DOCUMENT EXTRACT.
━━━━━━━━━━
The Data column is a CLOB with an IS JSON check constraint. Property access translates to JSON_VALUE(Data, '$.path') (with RETURNING NUMBER for numeric comparisons).

The core library authors SQL with @name placeholders and name-bound parameters — conventions Oracle does not accept. The provider wraps every connection in a dialect adapter that rewrites commands just before execution:

  • @name placeholders become :name
  • parameters bind by name (ODP.NET defaults to positional binding)
  • trailing semicolons are stripped (illegal in plain SQL through ODP.NET; preserved for PL/SQL blocks)
  • FROM-less SELECT CASE ... expressions gain FROM DUAL
  • strings past the VARCHAR2 bind limit are bound as CLOB

This is invisible in normal use — it only matters when reading the Logging callback output, which shows the pre-rewrite SQL.

Oracle exposes the native JSON_MERGEPATCH function, so Upsert runs entirely server-side with true RFC 7396 deep merge semantics:

MERGE INTO "documents" t
USING (SELECT :id AS Id, :typeName AS TypeName FROM DUAL) src
ON (t.Id = src.Id AND t.TypeName = src.TypeName)
━━━━━━━━━━
Collected data

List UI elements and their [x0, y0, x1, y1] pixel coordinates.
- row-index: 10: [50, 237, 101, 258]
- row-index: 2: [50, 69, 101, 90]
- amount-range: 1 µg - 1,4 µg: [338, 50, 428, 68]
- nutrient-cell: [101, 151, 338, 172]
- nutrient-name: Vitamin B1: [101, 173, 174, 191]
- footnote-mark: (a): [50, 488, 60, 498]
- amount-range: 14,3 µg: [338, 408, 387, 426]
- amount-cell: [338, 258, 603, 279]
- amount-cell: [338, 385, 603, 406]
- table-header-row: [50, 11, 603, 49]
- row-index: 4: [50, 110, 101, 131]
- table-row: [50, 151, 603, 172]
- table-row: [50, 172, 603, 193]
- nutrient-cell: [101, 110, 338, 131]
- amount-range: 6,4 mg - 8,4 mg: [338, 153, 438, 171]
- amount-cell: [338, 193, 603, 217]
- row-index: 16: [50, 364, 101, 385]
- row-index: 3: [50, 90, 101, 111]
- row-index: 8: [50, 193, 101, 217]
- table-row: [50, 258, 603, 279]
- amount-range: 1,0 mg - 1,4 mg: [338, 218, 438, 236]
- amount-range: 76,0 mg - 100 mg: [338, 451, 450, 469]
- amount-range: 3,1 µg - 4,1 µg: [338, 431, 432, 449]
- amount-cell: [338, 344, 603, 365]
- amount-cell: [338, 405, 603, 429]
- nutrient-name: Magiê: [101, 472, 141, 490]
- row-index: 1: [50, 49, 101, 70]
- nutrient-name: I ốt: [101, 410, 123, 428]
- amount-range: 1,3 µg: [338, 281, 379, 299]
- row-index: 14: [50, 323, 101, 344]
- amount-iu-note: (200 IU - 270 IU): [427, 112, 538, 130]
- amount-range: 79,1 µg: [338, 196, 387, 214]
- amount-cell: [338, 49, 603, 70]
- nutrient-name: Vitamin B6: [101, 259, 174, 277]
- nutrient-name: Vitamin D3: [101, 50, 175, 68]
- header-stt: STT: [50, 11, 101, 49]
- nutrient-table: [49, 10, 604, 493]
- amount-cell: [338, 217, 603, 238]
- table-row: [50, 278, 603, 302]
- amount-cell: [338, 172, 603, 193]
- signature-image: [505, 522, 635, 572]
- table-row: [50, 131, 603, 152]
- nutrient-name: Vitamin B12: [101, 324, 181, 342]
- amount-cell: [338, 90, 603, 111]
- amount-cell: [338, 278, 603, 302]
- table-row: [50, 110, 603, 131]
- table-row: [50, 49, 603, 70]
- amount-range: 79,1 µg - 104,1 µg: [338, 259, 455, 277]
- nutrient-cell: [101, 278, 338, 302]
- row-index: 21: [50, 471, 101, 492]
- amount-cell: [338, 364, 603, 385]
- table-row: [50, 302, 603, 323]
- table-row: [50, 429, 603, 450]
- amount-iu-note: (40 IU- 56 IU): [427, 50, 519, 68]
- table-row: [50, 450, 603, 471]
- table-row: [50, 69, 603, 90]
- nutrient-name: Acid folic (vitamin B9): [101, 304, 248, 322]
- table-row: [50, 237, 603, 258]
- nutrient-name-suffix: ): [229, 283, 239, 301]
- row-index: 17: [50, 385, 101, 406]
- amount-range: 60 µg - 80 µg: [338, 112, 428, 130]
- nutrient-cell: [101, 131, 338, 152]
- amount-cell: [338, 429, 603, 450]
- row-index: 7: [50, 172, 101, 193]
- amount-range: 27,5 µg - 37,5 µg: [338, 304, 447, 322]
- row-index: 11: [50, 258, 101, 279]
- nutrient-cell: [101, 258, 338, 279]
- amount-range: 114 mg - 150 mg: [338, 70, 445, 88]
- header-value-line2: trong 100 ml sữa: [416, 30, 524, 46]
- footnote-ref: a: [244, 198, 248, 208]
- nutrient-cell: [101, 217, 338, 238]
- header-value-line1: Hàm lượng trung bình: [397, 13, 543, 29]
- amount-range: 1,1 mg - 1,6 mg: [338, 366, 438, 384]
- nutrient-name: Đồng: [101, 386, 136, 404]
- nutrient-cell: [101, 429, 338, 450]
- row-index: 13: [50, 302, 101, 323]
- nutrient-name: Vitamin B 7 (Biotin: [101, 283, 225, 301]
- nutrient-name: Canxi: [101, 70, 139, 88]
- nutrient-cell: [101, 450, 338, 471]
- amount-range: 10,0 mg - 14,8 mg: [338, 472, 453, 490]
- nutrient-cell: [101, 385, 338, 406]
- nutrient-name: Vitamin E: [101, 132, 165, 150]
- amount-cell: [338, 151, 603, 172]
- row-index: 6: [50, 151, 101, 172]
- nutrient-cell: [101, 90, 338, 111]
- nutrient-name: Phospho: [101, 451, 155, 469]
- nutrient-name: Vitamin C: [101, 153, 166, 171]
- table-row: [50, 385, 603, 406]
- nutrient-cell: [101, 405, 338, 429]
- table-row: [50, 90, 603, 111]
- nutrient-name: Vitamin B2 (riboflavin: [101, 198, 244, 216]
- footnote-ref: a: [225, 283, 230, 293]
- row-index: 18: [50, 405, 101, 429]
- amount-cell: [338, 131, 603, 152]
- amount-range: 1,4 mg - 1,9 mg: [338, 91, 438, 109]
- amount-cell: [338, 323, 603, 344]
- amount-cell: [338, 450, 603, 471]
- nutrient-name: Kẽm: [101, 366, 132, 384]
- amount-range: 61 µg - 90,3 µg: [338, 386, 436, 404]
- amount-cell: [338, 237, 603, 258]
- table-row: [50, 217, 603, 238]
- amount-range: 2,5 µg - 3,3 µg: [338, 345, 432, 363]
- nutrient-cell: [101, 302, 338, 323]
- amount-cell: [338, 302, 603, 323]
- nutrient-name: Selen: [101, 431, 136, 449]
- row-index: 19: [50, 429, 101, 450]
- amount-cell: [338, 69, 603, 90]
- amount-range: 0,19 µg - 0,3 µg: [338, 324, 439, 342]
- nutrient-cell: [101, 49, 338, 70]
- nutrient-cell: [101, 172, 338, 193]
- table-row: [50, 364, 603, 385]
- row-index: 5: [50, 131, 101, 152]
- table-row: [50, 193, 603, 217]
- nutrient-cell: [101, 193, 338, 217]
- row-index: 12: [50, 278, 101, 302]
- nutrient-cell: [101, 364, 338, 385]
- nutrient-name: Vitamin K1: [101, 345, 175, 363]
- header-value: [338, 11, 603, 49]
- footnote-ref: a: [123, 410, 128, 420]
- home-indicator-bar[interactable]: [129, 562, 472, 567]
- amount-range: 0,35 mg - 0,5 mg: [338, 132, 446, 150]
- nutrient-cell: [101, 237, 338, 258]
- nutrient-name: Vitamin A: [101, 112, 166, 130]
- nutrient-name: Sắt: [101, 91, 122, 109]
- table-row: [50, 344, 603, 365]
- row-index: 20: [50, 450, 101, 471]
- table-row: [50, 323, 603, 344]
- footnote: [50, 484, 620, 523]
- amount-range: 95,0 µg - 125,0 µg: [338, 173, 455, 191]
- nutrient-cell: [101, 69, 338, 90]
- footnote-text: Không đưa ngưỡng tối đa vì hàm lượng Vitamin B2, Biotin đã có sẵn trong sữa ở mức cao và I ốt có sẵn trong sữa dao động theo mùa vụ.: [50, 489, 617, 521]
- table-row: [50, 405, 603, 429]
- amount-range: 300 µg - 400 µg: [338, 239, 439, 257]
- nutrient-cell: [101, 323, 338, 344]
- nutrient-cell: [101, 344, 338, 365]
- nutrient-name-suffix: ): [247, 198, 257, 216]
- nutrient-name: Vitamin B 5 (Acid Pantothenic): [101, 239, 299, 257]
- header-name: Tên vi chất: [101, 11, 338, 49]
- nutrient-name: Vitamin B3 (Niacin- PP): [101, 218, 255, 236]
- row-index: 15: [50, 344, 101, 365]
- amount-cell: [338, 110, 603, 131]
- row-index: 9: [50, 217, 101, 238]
━━━━━━━━━━
EXERCISES.
A. In the Oracle provider text, what binding style does ODP.NET use for parameters by default?
B. In the Oracle provider text, replace "placeholders" with "markers" in the passage that begins at the words "The core library" and stops after "the pre-rewrite SQL.".
C. State whether each statement agrees with the Oracle provider text, and quote the words that decide it: (i) The Data column is a CLOB. (ii) Trailing semicolons are stripped from PL/SQL blocks. (iii) The Logging callback output shows the SQL after the rewrite.

SOLUTIONS IN ORDER.
A. Positional binding.

B.
The core library authors SQL with @name markers and name-bound parameters — conventions Oracle does not accept. The provider wraps every connection in a dialect adapter that rewrites commands just before execution:

  • @name markers become :name
  • parameters bind by name (ODP.NET defaults to positional binding)
  • trailing semicolons are stripped (illegal in plain SQL through ODP.NET; preserved for PL/SQL blocks)
  • FROM-less SELECT CASE ... expressions gain FROM DUAL
  • strings past the VARCHAR2 bind limit are bound as CLOB

This is invisible in normal use — it only matters when reading the Logging callback output, which shows the pre-rewrite SQL.

C.
(i) Yes: "The Data column is a CLOB with an IS JSON check constraint."
(ii) No: "preserved for PL/SQL blocks"
(iii) No: "which shows the pre-rewrite SQL"